◆ **Work to complete**
Look for the string "Gaufachamt" in the material below. Copy every line where you find it.

◆ **Exercise input**
= = =
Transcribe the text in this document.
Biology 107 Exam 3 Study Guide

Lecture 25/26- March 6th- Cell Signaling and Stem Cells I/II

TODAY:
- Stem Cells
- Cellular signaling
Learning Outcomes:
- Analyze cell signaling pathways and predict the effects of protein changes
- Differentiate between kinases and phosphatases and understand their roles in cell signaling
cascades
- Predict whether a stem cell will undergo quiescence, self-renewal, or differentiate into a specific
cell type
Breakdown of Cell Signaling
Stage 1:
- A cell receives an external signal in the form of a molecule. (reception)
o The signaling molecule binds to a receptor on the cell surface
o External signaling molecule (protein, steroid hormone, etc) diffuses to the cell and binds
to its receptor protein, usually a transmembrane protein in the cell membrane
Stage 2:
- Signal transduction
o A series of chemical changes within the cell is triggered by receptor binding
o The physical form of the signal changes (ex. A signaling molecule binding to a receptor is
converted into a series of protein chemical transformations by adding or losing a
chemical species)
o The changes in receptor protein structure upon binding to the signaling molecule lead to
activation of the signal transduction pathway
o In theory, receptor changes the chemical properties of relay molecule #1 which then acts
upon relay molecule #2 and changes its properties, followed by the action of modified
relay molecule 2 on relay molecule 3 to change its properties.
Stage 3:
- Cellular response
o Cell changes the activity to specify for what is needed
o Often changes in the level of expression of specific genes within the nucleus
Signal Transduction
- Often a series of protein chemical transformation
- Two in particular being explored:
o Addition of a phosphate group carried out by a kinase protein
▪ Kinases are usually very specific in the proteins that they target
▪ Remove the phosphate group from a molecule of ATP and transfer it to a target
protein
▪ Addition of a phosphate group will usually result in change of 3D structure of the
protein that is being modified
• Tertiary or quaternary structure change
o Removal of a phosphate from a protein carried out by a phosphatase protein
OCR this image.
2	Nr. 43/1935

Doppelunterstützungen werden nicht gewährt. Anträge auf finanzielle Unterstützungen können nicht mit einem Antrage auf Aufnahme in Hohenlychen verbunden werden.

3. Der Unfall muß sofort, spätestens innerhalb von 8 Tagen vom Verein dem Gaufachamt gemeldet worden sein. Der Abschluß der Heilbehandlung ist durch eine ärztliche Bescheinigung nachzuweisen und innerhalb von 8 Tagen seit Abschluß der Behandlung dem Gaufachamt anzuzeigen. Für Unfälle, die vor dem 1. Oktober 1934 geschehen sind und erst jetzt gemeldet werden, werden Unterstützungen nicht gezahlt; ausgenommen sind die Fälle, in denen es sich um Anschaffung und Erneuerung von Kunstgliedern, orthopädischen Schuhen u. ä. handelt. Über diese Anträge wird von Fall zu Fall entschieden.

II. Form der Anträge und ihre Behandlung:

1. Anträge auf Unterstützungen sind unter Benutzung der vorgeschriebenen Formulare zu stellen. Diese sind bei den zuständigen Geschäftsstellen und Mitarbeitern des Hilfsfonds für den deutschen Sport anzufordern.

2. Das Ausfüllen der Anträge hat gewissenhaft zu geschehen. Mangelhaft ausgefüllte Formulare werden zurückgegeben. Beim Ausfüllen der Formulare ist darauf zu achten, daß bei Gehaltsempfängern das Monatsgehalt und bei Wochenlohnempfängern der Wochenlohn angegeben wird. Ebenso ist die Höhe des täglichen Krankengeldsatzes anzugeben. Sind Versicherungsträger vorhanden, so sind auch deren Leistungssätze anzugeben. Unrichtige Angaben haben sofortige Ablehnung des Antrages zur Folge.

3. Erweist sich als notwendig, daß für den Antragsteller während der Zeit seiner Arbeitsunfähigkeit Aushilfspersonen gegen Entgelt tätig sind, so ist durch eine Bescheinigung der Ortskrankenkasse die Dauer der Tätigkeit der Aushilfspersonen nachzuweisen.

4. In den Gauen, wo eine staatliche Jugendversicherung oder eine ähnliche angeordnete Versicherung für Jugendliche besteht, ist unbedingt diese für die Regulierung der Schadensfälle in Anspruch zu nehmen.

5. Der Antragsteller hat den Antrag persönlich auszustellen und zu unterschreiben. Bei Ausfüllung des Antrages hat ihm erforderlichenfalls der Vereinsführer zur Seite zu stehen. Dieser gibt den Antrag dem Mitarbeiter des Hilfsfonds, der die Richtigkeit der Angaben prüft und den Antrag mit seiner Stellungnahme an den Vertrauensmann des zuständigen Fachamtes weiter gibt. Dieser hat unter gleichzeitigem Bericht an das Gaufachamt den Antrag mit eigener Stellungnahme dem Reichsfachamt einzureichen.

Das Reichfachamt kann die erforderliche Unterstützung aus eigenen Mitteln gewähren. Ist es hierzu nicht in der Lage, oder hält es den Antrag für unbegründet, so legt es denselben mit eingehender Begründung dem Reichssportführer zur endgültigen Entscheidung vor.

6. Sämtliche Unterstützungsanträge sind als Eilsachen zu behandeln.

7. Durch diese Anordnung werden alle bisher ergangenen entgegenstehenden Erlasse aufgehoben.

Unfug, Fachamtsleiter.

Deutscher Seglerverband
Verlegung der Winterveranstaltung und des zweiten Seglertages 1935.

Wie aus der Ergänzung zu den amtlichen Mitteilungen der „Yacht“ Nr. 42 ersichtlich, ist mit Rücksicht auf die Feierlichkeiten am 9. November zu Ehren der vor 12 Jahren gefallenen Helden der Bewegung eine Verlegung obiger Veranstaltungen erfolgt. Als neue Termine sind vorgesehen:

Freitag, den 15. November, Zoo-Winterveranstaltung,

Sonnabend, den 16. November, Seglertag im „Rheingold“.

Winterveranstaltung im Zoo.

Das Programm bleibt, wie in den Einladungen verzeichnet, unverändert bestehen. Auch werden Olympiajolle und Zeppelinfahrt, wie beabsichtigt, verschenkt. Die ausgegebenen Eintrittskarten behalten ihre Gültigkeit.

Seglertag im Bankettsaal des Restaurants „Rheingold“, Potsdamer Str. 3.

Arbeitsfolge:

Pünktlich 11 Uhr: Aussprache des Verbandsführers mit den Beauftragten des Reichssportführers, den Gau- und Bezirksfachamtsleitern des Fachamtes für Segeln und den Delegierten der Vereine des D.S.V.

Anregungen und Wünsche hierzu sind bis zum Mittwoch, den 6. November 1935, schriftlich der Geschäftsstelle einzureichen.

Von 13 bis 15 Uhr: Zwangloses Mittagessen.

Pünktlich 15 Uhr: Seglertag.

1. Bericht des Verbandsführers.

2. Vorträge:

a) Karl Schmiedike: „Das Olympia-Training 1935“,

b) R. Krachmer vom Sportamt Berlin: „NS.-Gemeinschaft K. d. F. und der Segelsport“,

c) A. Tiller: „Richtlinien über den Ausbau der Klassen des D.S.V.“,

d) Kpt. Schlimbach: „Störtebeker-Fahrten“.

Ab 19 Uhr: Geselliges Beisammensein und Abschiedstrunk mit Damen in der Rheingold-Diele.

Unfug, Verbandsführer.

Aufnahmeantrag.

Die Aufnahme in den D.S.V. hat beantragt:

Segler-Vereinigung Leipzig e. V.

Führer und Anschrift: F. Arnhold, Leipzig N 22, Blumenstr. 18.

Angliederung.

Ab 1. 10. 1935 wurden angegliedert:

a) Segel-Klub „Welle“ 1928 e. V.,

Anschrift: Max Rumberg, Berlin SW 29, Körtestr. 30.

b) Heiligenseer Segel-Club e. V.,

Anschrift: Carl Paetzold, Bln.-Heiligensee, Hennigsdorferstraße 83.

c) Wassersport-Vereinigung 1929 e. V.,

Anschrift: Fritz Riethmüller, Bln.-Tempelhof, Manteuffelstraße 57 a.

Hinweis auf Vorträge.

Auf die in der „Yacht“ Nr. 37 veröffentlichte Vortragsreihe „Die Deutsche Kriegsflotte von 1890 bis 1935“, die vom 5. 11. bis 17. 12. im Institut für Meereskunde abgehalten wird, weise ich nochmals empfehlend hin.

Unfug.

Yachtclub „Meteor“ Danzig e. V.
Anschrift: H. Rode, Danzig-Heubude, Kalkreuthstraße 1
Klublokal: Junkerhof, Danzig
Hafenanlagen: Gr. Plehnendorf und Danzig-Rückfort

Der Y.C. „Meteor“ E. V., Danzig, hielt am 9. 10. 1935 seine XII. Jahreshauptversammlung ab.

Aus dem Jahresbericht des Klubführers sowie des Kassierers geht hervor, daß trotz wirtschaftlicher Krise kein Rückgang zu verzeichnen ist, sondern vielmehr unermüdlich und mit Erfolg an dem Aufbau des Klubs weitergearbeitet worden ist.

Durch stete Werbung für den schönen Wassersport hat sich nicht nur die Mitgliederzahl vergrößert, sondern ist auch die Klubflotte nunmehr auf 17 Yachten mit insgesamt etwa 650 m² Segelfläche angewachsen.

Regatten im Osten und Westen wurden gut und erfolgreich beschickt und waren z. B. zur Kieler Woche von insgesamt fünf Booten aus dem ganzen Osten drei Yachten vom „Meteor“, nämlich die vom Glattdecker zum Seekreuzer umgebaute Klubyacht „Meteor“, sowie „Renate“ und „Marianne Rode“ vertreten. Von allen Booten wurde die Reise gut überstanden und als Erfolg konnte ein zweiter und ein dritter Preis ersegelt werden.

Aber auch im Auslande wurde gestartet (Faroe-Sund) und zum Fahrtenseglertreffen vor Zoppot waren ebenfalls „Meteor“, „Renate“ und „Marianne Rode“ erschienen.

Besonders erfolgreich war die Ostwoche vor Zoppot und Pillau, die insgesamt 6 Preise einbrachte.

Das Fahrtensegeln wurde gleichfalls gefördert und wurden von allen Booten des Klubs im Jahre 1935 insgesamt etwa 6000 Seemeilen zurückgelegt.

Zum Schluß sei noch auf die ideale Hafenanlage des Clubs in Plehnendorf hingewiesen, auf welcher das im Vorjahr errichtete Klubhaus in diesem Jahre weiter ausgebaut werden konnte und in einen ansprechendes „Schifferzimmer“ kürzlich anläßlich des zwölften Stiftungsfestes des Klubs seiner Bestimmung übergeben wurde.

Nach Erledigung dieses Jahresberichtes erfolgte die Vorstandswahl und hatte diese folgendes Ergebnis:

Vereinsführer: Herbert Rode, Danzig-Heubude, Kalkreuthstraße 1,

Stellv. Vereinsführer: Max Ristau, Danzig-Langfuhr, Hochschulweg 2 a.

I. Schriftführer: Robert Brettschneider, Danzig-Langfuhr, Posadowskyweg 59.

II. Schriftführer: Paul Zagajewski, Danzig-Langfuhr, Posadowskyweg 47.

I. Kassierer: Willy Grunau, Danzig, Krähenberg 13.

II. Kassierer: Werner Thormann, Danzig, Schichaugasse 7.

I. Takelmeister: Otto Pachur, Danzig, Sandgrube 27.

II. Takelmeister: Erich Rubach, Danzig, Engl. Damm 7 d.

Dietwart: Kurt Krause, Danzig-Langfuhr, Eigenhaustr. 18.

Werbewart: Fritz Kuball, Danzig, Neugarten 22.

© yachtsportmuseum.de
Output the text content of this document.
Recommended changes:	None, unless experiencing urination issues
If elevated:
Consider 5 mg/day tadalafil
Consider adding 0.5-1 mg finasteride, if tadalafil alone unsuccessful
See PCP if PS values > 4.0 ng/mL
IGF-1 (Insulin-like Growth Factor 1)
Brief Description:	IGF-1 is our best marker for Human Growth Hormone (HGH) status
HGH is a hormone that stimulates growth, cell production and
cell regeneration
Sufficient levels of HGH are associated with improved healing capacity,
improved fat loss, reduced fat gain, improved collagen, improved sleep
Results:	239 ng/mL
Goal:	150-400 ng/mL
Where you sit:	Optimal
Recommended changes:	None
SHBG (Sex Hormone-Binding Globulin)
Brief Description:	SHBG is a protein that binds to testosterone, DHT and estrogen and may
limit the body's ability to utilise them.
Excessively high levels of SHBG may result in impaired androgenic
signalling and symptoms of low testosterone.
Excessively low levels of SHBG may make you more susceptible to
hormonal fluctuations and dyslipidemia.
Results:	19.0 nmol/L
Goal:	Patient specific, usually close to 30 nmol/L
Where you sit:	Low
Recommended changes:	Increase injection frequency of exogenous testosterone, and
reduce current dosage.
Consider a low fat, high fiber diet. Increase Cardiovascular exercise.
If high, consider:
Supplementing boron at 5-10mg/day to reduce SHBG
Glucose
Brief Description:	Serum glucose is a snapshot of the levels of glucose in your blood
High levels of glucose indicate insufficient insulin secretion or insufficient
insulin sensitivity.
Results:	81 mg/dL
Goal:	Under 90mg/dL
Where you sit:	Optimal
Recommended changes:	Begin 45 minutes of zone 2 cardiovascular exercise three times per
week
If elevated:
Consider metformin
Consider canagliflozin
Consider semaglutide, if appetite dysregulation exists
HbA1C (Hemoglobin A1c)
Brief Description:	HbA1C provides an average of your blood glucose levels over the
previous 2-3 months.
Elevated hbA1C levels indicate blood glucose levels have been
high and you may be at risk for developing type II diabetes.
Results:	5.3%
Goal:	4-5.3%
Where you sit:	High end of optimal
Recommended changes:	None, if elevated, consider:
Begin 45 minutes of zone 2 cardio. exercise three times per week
= = =
◆ **Response box**
3. Der Unfall muß sofort, spätestens innerhalb von 8 Tagen vom Verein dem Gaufachamt gemeldet worden sein. Der Abschluß der Heilbehandlung ist durch eine ärztliche Bescheinigung nachzuweisen und innerhalb von 8 Tagen seit Abschluß der Behandlung dem Gaufachamt anzuzeigen. Für Unfälle, die vor dem 1. Oktober 1934 geschehen sind und erst jetzt gemeldet werden, werden Unterstützungen nicht gezahlt; ausgenommen sind die Fälle, in denen es sich um Anschaffung und Erneuerung von Kunstgliedern, orthopädischen Schuhen u. ä. handelt. Über diese Anträge wird von Fall zu Fall entschieden.
5. Der Antragsteller hat den Antrag persönlich auszustellen und zu unterschreiben. Bei Ausfüllung des Antrages hat ihm erforderlichenfalls der Vereinsführer zur Seite zu stehen. Dieser gibt den Antrag dem Mitarbeiter des Hilfsfonds, der die Richtigkeit der Angaben prüft und den Antrag mit seiner Stellungnahme an den Vertrauensmann des zuständigen Fachamtes weiter gibt. Dieser hat unter gleichzeitigem Bericht an das Gaufachamt den Antrag mit eigener Stellungnahme dem Reichsfachamt einzureichen.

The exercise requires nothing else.